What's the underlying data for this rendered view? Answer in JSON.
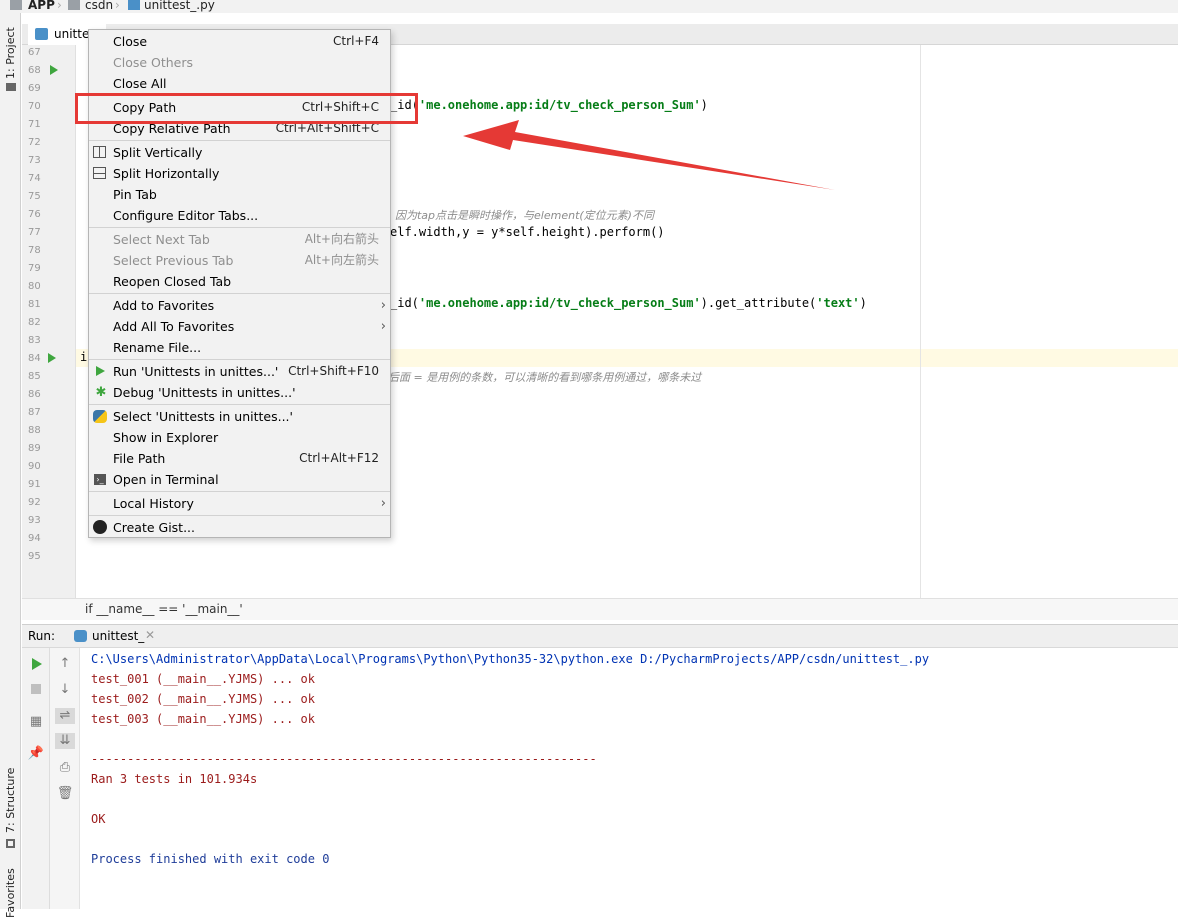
{
  "breadcrumb": {
    "items": [
      "APP",
      "csdn",
      "unittest_.py"
    ]
  },
  "left_strip": {
    "project": "1: Project",
    "structure": "7: Structure",
    "favorites": "Favorites"
  },
  "editor_tab": {
    "label": "unittest"
  },
  "line_numbers": [
    "67",
    "68",
    "69",
    "70",
    "71",
    "72",
    "73",
    "74",
    "75",
    "76",
    "77",
    "78",
    "79",
    "80",
    "81",
    "82",
    "83",
    "84",
    "85",
    "86",
    "87",
    "88",
    "89",
    "90",
    "91",
    "92",
    "93",
    "94",
    "95"
  ],
  "code": {
    "line70_a": "_id(",
    "line70_str": "'me.onehome.app:id/tv_check_person_Sum'",
    "line70_b": ")",
    "line76_comment": ", 因为tap点击是瞬时操作，与element(定位元素)不同",
    "line77": "elf.width,y = y*self.height).perform()",
    "line81_a": "_id(",
    "line81_str": "'me.onehome.app:id/tv_check_person_Sum'",
    "line81_b": ").get_attribute(",
    "line81_str2": "'text'",
    "line81_c": ")",
    "line84": "i",
    "line85_comment": "后面 = 是用例的条数，可以清晰的看到哪条用例通过，哪条未过"
  },
  "editor_breadcrumb": {
    "text": "if __name__ == '__main__'"
  },
  "run": {
    "label": "Run:",
    "tab": "unittest_",
    "console": [
      "C:\\Users\\Administrator\\AppData\\Local\\Programs\\Python\\Python35-32\\python.exe D:/PycharmProjects/APP/csdn/unittest_.py",
      "test_001 (__main__.YJMS) ... ok",
      "test_002 (__main__.YJMS) ... ok",
      "test_003 (__main__.YJMS) ... ok",
      "----------------------------------------------------------------------",
      "Ran 3 tests in 101.934s",
      "OK",
      "Process finished with exit code 0"
    ]
  },
  "context_menu": {
    "items": [
      {
        "label": "Close",
        "shortcut": "Ctrl+F4"
      },
      {
        "label": "Close Others"
      },
      {
        "label": "Close All"
      },
      {
        "label": "Copy Path",
        "shortcut": "Ctrl+Shift+C"
      },
      {
        "label": "Copy Relative Path",
        "shortcut": "Ctrl+Alt+Shift+C"
      },
      {
        "label": "Split Vertically"
      },
      {
        "label": "Split Horizontally"
      },
      {
        "label": "Pin Tab"
      },
      {
        "label": "Configure Editor Tabs..."
      },
      {
        "label": "Select Next Tab",
        "shortcut": "Alt+向右箭头"
      },
      {
        "label": "Select Previous Tab",
        "shortcut": "Alt+向左箭头"
      },
      {
        "label": "Reopen Closed Tab"
      },
      {
        "label": "Add to Favorites"
      },
      {
        "label": "Add All To Favorites"
      },
      {
        "label": "Rename File..."
      },
      {
        "label": "Run 'Unittests in unittes...'",
        "shortcut": "Ctrl+Shift+F10"
      },
      {
        "label": "Debug 'Unittests in unittes...'"
      },
      {
        "label": "Select 'Unittests in unittes...'"
      },
      {
        "label": "Show in Explorer"
      },
      {
        "label": "File Path",
        "shortcut": "Ctrl+Alt+F12"
      },
      {
        "label": "Open in Terminal"
      },
      {
        "label": "Local History"
      },
      {
        "label": "Create Gist..."
      }
    ]
  },
  "colors": {
    "highlight": "#e53935",
    "arrow": "#e53935"
  },
  "icons": [
    "folder-icon",
    "python-file-icon",
    "run-icon",
    "debug-icon",
    "python-icon",
    "terminal-icon",
    "github-icon",
    "split-vertical-icon",
    "split-horizontal-icon",
    "pin-icon",
    "trash-icon",
    "print-icon"
  ]
}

**********

▶ [Exercise brief] Repeat the data exactly, excluding the pictures.

▶ [Answer to this problem]
What's the underlying data for this rendered view? Answer in JSON.
{
  "breadcrumb": {
    "items": [
      "APP",
      "csdn",
      "unittest_.py"
    ]
  },
  "left_strip": {
    "project": "1: Project",
    "structure": "7: Structure",
    "favorites": "Favorites"
  },
  "editor_tab": {
    "label": "unittest"
  },
  "line_numbers": [
    "67",
    "68",
    "69",
    "70",
    "71",
    "72",
    "73",
    "74",
    "75",
    "76",
    "77",
    "78",
    "79",
    "80",
    "81",
    "82",
    "83",
    "84",
    "85",
    "86",
    "87",
    "88",
    "89",
    "90",
    "91",
    "92",
    "93",
    "94",
    "95"
  ],
  "code": {
    "line70_a": "_id(",
    "line70_str": "'me.onehome.app:id/tv_check_person_Sum'",
    "line70_b": ")",
    "line76_comment": ", 因为tap点击是瞬时操作，与element(定位元素)不同",
    "line77": "elf.width,y = y*self.height).perform()",
    "line81_a": "_id(",
    "line81_str": "'me.onehome.app:id/tv_check_person_Sum'",
    "line81_b": ").get_attribute(",
    "line81_str2": "'text'",
    "line81_c": ")",
    "line84": "i",
    "line85_comment": "后面 = 是用例的条数，可以清晰的看到哪条用例通过，哪条未过"
  },
  "editor_breadcrumb": {
    "text": "if __name__ == '__main__'"
  },
  "run": {
    "label": "Run:",
    "tab": "unittest_",
    "console": [
      "C:\\Users\\Administrator\\AppData\\Local\\Programs\\Python\\Python35-32\\python.exe D:/PycharmProjects/APP/csdn/unittest_.py",
      "test_001 (__main__.YJMS) ... ok",
      "test_002 (__main__.YJMS) ... ok",
      "test_003 (__main__.YJMS) ... ok",
      "----------------------------------------------------------------------",
      "Ran 3 tests in 101.934s",
      "OK",
      "Process finished with exit code 0"
    ]
  },
  "context_menu": {
    "items": [
      {
        "label": "Close",
        "shortcut": "Ctrl+F4"
      },
      {
        "label": "Close Others"
      },
      {
        "label": "Close All"
      },
      {
        "label": "Copy Path",
        "shortcut": "Ctrl+Shift+C"
      },
      {
        "label": "Copy Relative Path",
        "shortcut": "Ctrl+Alt+Shift+C"
      },
      {
        "label": "Split Vertically"
      },
      {
        "label": "Split Horizontally"
      },
      {
        "label": "Pin Tab"
      },
      {
        "label": "Configure Editor Tabs..."
      },
      {
        "label": "Select Next Tab",
        "shortcut": "Alt+向右箭头"
      },
      {
        "label": "Select Previous Tab",
        "shortcut": "Alt+向左箭头"
      },
      {
        "label": "Reopen Closed Tab"
      },
      {
        "label": "Add to Favorites"
      },
      {
        "label": "Add All To Favorites"
      },
      {
        "label": "Rename File..."
      },
      {
        "label": "Run 'Unittests in unittes...'",
        "shortcut": "Ctrl+Shift+F10"
      },
      {
        "label": "Debug 'Unittests in unittes...'"
      },
      {
        "label": "Select 'Unittests in unittes...'"
      },
      {
        "label": "Show in Explorer"
      },
      {
        "label": "File Path",
        "shortcut": "Ctrl+Alt+F12"
      },
      {
        "label": "Open in Terminal"
      },
      {
        "label": "Local History"
      },
      {
        "label": "Create Gist..."
      }
    ]
  },
  "colors": {
    "highlight": "#e53935",
    "arrow": "#e53935"
  },
  "icons": [
    "folder-icon",
    "python-file-icon",
    "run-icon",
    "debug-icon",
    "python-icon",
    "terminal-icon",
    "github-icon",
    "split-vertical-icon",
    "split-horizontal-icon",
    "pin-icon",
    "trash-icon",
    "print-icon"
  ]
}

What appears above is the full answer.